TASK -> Work through the entries below and report how many lines include "JSON". The number alone is the answer.

Figure record listings ->
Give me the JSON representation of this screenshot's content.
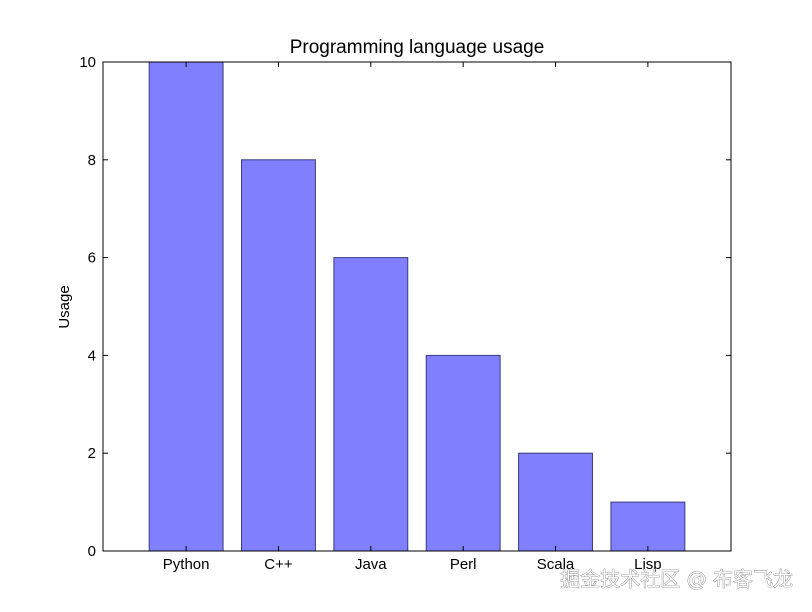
{
  "chart_data": {
    "type": "bar",
    "title": "Programming language usage",
    "xlabel": "",
    "ylabel": "Usage",
    "categories": [
      "Python",
      "C++",
      "Java",
      "Perl",
      "Scala",
      "Lisp"
    ],
    "values": [
      10,
      8,
      6,
      4,
      2,
      1
    ],
    "ylim": [
      0,
      10
    ],
    "yticks": [
      "0",
      "2",
      "4",
      "6",
      "8",
      "10"
    ],
    "grid": false,
    "bar_color": "#8080ff",
    "bar_edge_color": "#3a3a7a"
  },
  "watermark": "掘金技术社区 @ 布客飞龙"
}
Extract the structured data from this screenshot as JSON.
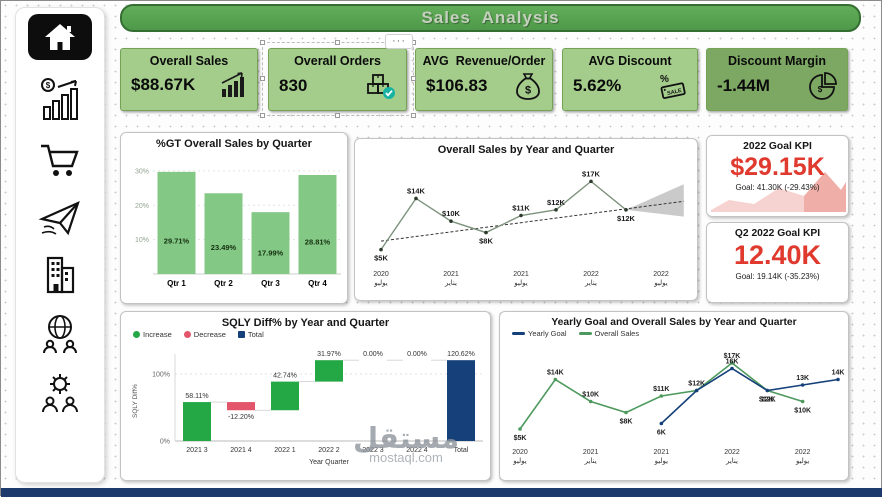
{
  "header": {
    "title": "Sales  Analysis"
  },
  "icons": {
    "more": "···",
    "sale_text": "SALE",
    "dollar": "$",
    "percent": "%"
  },
  "sidebar": {
    "items": [
      "home",
      "sales-stats",
      "cart",
      "shipping",
      "company",
      "global-team",
      "operations"
    ]
  },
  "kpi_cards": [
    {
      "title": "Overall Sales",
      "value": "$88.67K"
    },
    {
      "title": "Overall Orders",
      "value": "830"
    },
    {
      "title": "AVG  Revenue/Order",
      "value": "$106.83"
    },
    {
      "title": "AVG Discount",
      "value": "5.62%"
    },
    {
      "title": "Discount Margin",
      "value": "-1.44M"
    }
  ],
  "goal_kpis": [
    {
      "title": "2022 Goal KPI",
      "value": "$29.15K",
      "subtitle": "Goal: 41.30K (-29.43%)"
    },
    {
      "title": "Q2 2022 Goal KPI",
      "value": "12.40K",
      "subtitle": "Goal: 19.14K (-35.23%)"
    }
  ],
  "watermark": {
    "arabic": "مستقل",
    "domain": "mostaql.com"
  },
  "colors": {
    "kpi_green": "#a4cd8c",
    "kpi_green_dark": "#7da863",
    "header_green": "#4f9a4a",
    "goal_red": "#e0392d",
    "increase_green": "#23a845",
    "decrease_red": "#e2556b",
    "total_navy": "#15407a",
    "sales_line_green": "#4e9a5e"
  },
  "chart_data": [
    {
      "type": "bar",
      "title": "%GT Overall Sales by Quarter",
      "categories": [
        "Qtr 1",
        "Qtr 2",
        "Qtr 3",
        "Qtr 4"
      ],
      "values": [
        29.71,
        23.49,
        17.99,
        28.81
      ],
      "labels": [
        "29.71%",
        "23.49%",
        "17.99%",
        "28.81%"
      ],
      "ylim": [
        0,
        32
      ],
      "yticks": [
        10,
        20,
        30
      ],
      "bar_color": "#84c886"
    },
    {
      "type": "line",
      "title": "Overall Sales by Year and Quarter",
      "x_labels": [
        [
          "2020",
          "يوليو"
        ],
        [
          "2021",
          "يناير"
        ],
        [
          "2021",
          "يوليو"
        ],
        [
          "2022",
          "يناير"
        ],
        [
          "2022",
          "يوليو"
        ]
      ],
      "values": [
        5,
        14,
        10,
        8,
        11,
        12,
        17,
        12
      ],
      "labels": [
        "$5K",
        "$14K",
        "$10K",
        "$8K",
        "$11K",
        "$12K",
        "$17K",
        "$12K"
      ],
      "label_pos": [
        "below",
        "above",
        "above",
        "below",
        "above",
        "above",
        "above",
        "below"
      ],
      "line_color": "#7e937e",
      "marker_color": "#2c3a2c",
      "trend": {
        "start": 6.5,
        "end": 13.5,
        "color": "#333333"
      },
      "forecast": {
        "upper": 16.5,
        "lower": 10.8,
        "color": "#9e9e9e"
      },
      "ylim": [
        3,
        19
      ]
    },
    {
      "type": "waterfall",
      "title": "SQLY Diff% by Year and Quarter",
      "legend": [
        {
          "label": "Increase",
          "color": "#23a845"
        },
        {
          "label": "Decrease",
          "color": "#e2556b"
        },
        {
          "label": "Total",
          "color": "#15407a"
        }
      ],
      "categories": [
        "2021 3",
        "2021 4",
        "2022 1",
        "2022 2",
        "2022 3",
        "2022 4",
        "Total"
      ],
      "values": [
        58.11,
        -12.2,
        42.74,
        31.97,
        0,
        0
      ],
      "total": 120.62,
      "labels": [
        "58.11%",
        "-12.20%",
        "42.74%",
        "31.97%",
        "0.00%",
        "0.00%",
        "120.62%"
      ],
      "ylabel": "SQLY Diff%",
      "xlabel": "Year Quarter",
      "yticks": [
        "0%",
        "100%"
      ]
    },
    {
      "type": "line",
      "title": "Yearly Goal and Overall Sales by Year and Quarter",
      "legend": [
        {
          "label": "Yearly Goal",
          "color": "#15407a"
        },
        {
          "label": "Overall Sales",
          "color": "#4e9a5e"
        }
      ],
      "x_labels": [
        [
          "2020",
          "يوليو"
        ],
        [
          "2021",
          "يناير"
        ],
        [
          "2021",
          "يوليو"
        ],
        [
          "2022",
          "يناير"
        ],
        [
          "2022",
          "يوليو"
        ]
      ],
      "xcount": 10,
      "ylim": [
        3,
        19
      ],
      "series": [
        {
          "name": "Overall Sales",
          "color": "#4e9a5e",
          "x": [
            0,
            1,
            2,
            3,
            4,
            5,
            6,
            7,
            8
          ],
          "values": [
            5,
            14,
            10,
            8,
            11,
            12,
            17,
            12,
            10
          ],
          "labels": [
            "$5K",
            "$14K",
            "$10K",
            "$8K",
            "$11K",
            "$12K",
            "$17K",
            "$12K",
            "$10K"
          ],
          "label_pos": [
            "below",
            "above",
            "above",
            "below",
            "above",
            "above",
            "above",
            "below",
            "below"
          ]
        },
        {
          "name": "Yearly Goal",
          "color": "#15407a",
          "x": [
            4,
            5,
            6,
            7,
            8,
            9
          ],
          "values": [
            6,
            12,
            16,
            12,
            13,
            14
          ],
          "labels": [
            "6K",
            "",
            "16K",
            "12K",
            "13K",
            "14K"
          ],
          "label_pos": [
            "below",
            "",
            "above",
            "below",
            "above",
            "above"
          ]
        }
      ]
    }
  ]
}
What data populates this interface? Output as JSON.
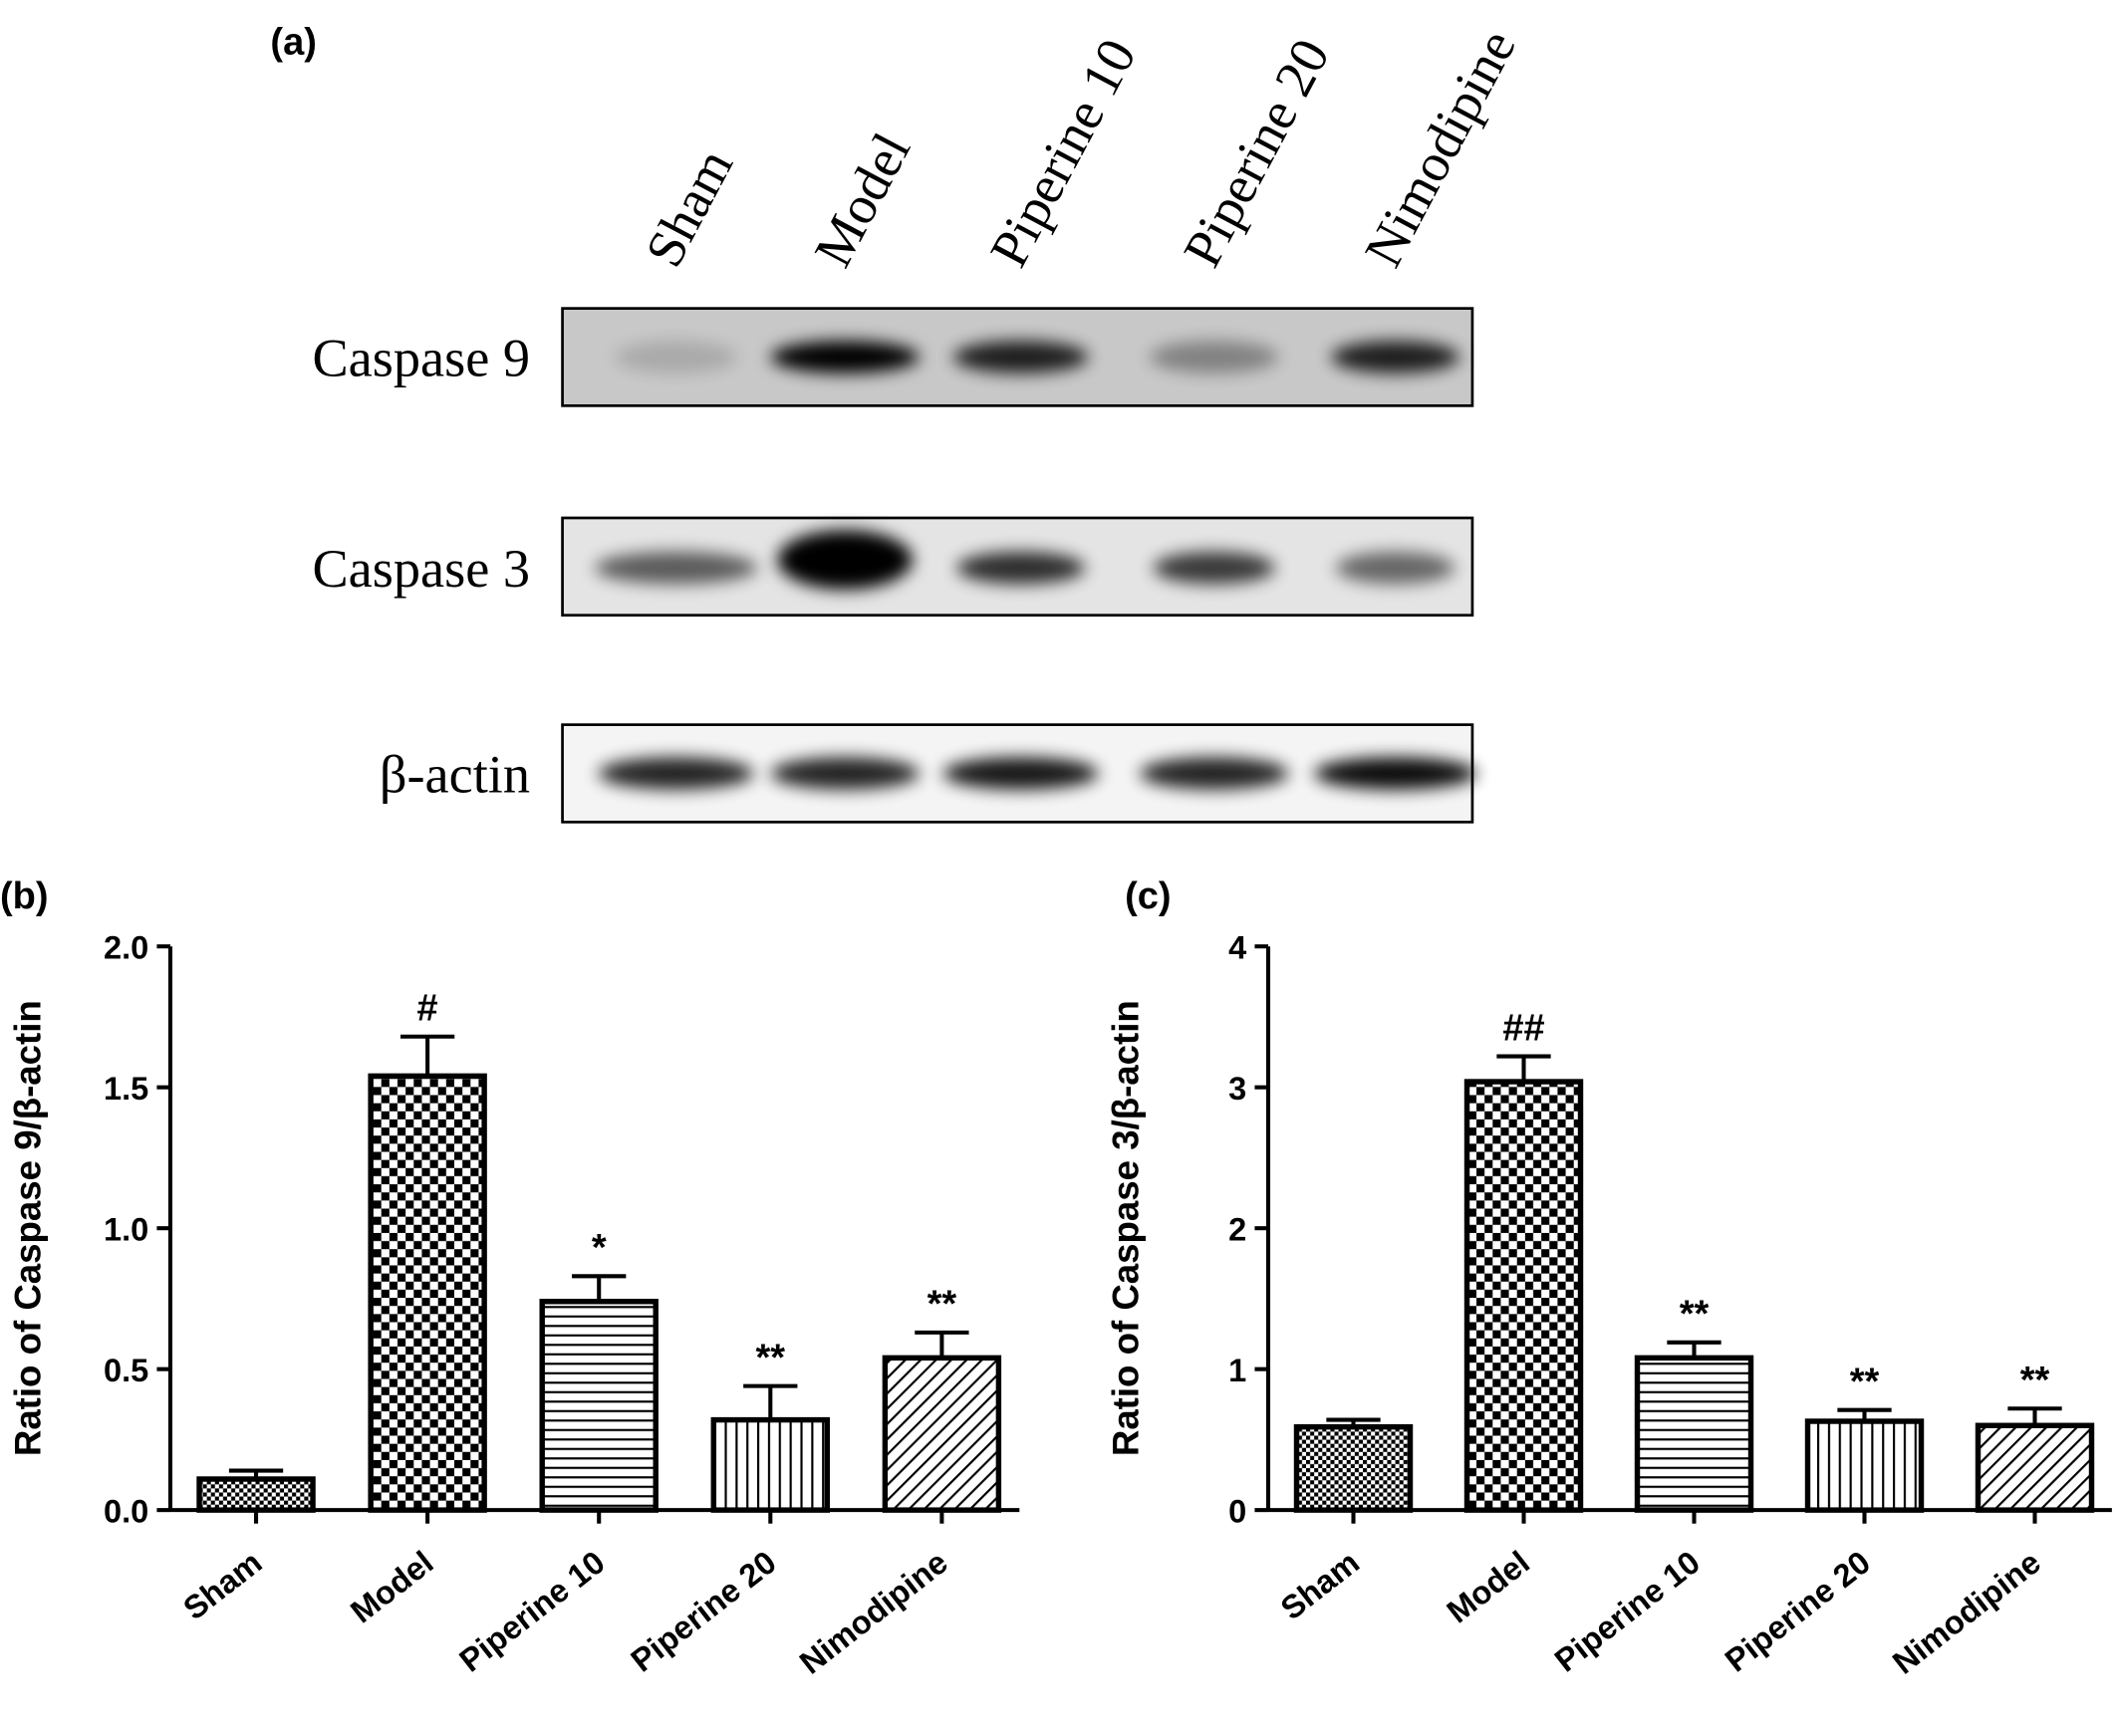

TASK ANSWER -> 3